Prompt » Pull every line containing the word "JSON" from the records.

(Data entries for graphics)
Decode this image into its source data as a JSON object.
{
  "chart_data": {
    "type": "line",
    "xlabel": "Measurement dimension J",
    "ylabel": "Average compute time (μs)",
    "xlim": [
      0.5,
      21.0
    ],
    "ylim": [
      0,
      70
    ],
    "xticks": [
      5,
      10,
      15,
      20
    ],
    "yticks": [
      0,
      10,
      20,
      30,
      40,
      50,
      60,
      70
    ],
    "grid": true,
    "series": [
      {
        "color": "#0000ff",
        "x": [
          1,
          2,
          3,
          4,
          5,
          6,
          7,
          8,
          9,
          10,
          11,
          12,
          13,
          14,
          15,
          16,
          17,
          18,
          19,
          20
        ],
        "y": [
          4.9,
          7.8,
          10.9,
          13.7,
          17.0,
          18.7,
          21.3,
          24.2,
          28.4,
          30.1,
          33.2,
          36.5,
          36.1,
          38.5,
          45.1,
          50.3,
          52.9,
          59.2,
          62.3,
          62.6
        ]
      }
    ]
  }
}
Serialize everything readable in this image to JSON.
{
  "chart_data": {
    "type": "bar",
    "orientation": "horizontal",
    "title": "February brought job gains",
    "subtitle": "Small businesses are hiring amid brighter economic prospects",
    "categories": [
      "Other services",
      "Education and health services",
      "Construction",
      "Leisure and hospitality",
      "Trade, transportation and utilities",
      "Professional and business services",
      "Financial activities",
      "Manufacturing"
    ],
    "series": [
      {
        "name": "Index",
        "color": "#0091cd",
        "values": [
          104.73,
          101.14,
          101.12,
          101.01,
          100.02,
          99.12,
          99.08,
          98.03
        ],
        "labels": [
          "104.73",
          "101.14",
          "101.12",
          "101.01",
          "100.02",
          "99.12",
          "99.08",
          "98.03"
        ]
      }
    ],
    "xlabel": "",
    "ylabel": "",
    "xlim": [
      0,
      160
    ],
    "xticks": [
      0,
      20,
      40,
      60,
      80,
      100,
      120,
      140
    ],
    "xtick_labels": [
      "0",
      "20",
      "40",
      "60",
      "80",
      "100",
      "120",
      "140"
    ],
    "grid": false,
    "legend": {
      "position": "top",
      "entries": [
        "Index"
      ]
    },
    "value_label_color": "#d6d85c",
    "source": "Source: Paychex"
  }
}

Task output »
Decode this image into its source data as a JSON object.
Serialize everything readable in this image to JSON.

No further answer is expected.